* **Supplied records**
::::

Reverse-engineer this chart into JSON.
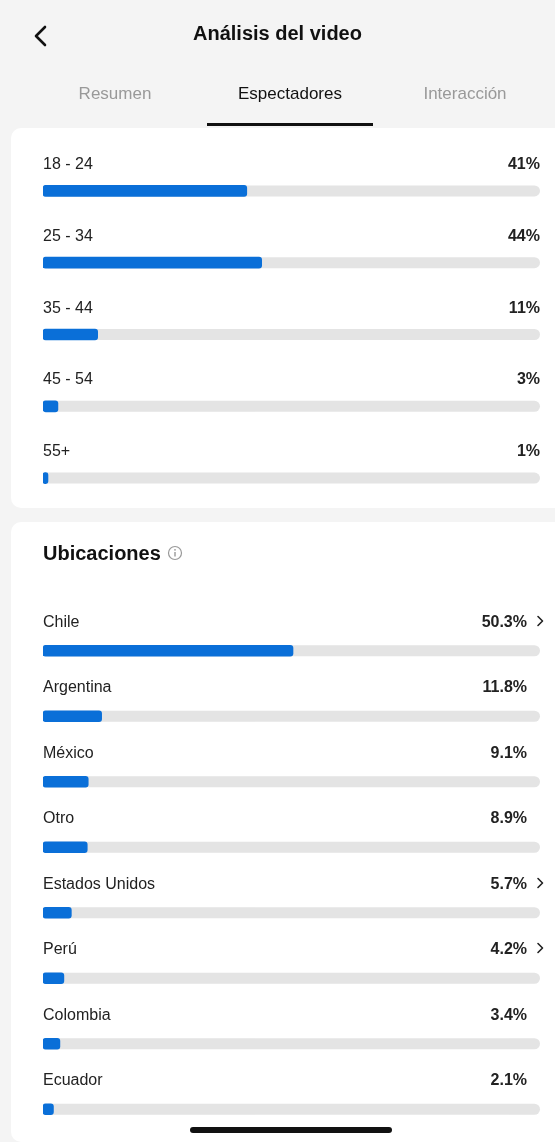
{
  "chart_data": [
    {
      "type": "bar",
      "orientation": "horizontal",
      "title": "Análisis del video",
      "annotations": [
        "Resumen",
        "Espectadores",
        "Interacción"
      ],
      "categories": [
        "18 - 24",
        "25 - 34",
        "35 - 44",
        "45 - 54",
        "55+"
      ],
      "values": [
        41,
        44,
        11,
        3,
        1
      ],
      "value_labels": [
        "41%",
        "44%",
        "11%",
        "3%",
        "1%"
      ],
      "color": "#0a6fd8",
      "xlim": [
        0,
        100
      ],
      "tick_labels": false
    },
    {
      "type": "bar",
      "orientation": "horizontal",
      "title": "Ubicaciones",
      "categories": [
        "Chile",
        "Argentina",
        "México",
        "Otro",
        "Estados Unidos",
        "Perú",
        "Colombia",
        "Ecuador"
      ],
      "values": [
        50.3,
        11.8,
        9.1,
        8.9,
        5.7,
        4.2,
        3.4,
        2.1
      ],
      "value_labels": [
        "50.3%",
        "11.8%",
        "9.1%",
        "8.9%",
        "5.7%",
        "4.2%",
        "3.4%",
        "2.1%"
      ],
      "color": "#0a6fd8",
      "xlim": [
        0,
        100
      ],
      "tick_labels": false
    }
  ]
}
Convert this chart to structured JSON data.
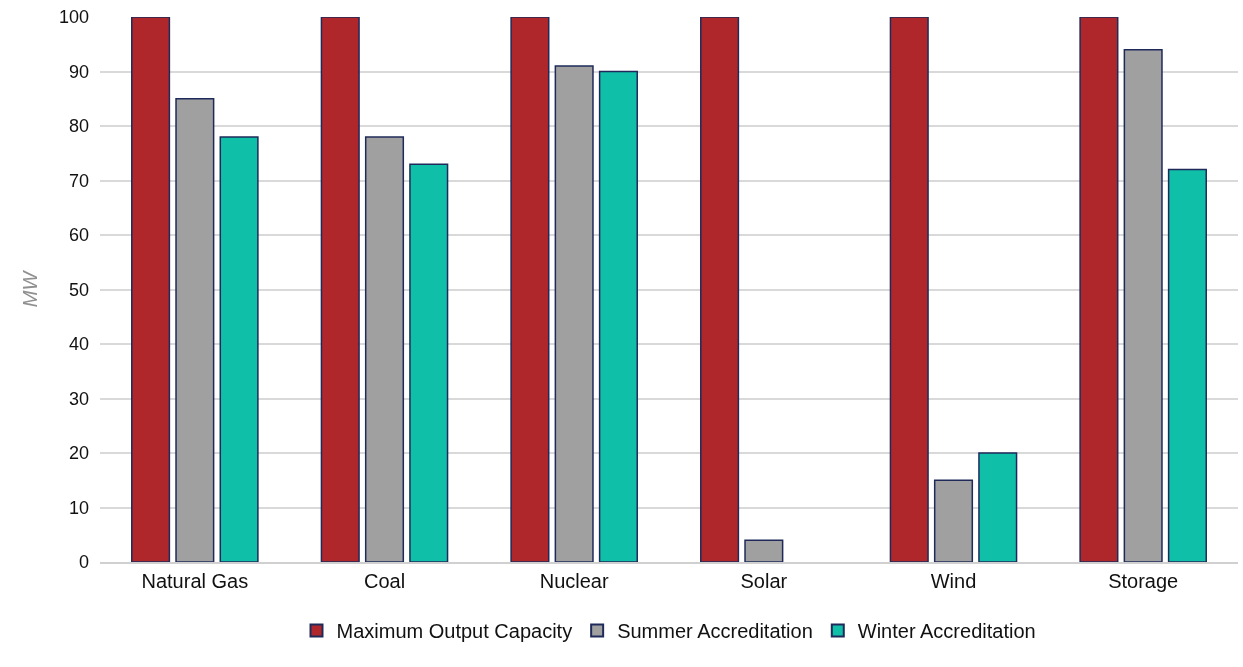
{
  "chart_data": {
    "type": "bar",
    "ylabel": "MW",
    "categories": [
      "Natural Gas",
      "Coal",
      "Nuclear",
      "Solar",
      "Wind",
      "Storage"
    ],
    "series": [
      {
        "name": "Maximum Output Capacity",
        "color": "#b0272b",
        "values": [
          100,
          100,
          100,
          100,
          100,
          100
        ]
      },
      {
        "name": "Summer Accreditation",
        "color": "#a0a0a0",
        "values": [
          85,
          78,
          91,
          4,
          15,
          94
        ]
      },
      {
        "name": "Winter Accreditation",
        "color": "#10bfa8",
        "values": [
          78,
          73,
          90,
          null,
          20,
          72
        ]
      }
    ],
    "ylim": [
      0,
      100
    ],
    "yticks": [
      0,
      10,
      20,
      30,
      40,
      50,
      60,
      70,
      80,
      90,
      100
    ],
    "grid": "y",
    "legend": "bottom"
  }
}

::::

* **Work instructions**
Begin with the line containing "Convert this chart to structured JSON data." and end with the final line of the data, printing those lines exactly and only; pictures are left out.

* **Written solution**
Convert this chart to structured JSON data.
{
  "chart_data": {
    "type": "bar",
    "ylabel": "MW",
    "categories": [
      "Natural Gas",
      "Coal",
      "Nuclear",
      "Solar",
      "Wind",
      "Storage"
    ],
    "series": [
      {
        "name": "Maximum Output Capacity",
        "color": "#b0272b",
        "values": [
          100,
          100,
          100,
          100,
          100,
          100
        ]
      },
      {
        "name": "Summer Accreditation",
        "color": "#a0a0a0",
        "values": [
          85,
          78,
          91,
          4,
          15,
          94
        ]
      },
      {
        "name": "Winter Accreditation",
        "color": "#10bfa8",
        "values": [
          78,
          73,
          90,
          null,
          20,
          72
        ]
      }
    ],
    "ylim": [
      0,
      100
    ],
    "yticks": [
      0,
      10,
      20,
      30,
      40,
      50,
      60,
      70,
      80,
      90,
      100
    ],
    "grid": "y",
    "legend": "bottom"
  }
}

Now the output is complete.